Problem description: Output each line of the material exactly as it stands.

***** Information provided *****

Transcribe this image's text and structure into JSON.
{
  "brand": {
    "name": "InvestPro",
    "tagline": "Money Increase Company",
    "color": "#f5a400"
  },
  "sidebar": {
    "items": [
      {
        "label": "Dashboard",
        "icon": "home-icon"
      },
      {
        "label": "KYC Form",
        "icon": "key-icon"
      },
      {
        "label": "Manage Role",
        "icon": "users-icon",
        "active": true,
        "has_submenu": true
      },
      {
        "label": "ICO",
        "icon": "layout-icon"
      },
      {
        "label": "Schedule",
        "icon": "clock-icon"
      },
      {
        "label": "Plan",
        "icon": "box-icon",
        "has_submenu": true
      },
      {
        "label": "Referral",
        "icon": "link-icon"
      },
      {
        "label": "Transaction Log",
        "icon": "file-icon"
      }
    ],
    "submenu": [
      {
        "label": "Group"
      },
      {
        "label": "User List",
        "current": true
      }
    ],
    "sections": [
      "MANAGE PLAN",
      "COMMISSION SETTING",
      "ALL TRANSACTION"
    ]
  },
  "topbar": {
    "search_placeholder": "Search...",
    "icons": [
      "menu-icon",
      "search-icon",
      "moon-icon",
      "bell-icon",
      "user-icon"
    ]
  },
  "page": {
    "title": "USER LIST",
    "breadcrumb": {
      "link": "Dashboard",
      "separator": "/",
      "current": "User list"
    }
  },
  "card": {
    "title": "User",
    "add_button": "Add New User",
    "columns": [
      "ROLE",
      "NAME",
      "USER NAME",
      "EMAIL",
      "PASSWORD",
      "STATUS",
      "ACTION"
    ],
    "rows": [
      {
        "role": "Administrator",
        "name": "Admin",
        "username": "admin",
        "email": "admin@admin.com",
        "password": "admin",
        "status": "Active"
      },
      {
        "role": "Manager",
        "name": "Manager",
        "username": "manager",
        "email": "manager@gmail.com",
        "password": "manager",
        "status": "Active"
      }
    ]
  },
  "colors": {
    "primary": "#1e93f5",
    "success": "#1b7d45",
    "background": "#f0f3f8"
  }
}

*****

Result below:
Transcribe this image's text and structure into JSON.
{
  "brand": {
    "name": "InvestPro",
    "tagline": "Money Increase Company",
    "color": "#f5a400"
  },
  "sidebar": {
    "items": [
      {
        "label": "Dashboard",
        "icon": "home-icon"
      },
      {
        "label": "KYC Form",
        "icon": "key-icon"
      },
      {
        "label": "Manage Role",
        "icon": "users-icon",
        "active": true,
        "has_submenu": true
      },
      {
        "label": "ICO",
        "icon": "layout-icon"
      },
      {
        "label": "Schedule",
        "icon": "clock-icon"
      },
      {
        "label": "Plan",
        "icon": "box-icon",
        "has_submenu": true
      },
      {
        "label": "Referral",
        "icon": "link-icon"
      },
      {
        "label": "Transaction Log",
        "icon": "file-icon"
      }
    ],
    "submenu": [
      {
        "label": "Group"
      },
      {
        "label": "User List",
        "current": true
      }
    ],
    "sections": [
      "MANAGE PLAN",
      "COMMISSION SETTING",
      "ALL TRANSACTION"
    ]
  },
  "topbar": {
    "search_placeholder": "Search...",
    "icons": [
      "menu-icon",
      "search-icon",
      "moon-icon",
      "bell-icon",
      "user-icon"
    ]
  },
  "page": {
    "title": "USER LIST",
    "breadcrumb": {
      "link": "Dashboard",
      "separator": "/",
      "current": "User list"
    }
  },
  "card": {
    "title": "User",
    "add_button": "Add New User",
    "columns": [
      "ROLE",
      "NAME",
      "USER NAME",
      "EMAIL",
      "PASSWORD",
      "STATUS",
      "ACTION"
    ],
    "rows": [
      {
        "role": "Administrator",
        "name": "Admin",
        "username": "admin",
        "email": "admin@admin.com",
        "password": "admin",
        "status": "Active"
      },
      {
        "role": "Manager",
        "name": "Manager",
        "username": "manager",
        "email": "manager@gmail.com",
        "password": "manager",
        "status": "Active"
      }
    ]
  },
  "colors": {
    "primary": "#1e93f5",
    "success": "#1b7d45",
    "background": "#f0f3f8"
  }
}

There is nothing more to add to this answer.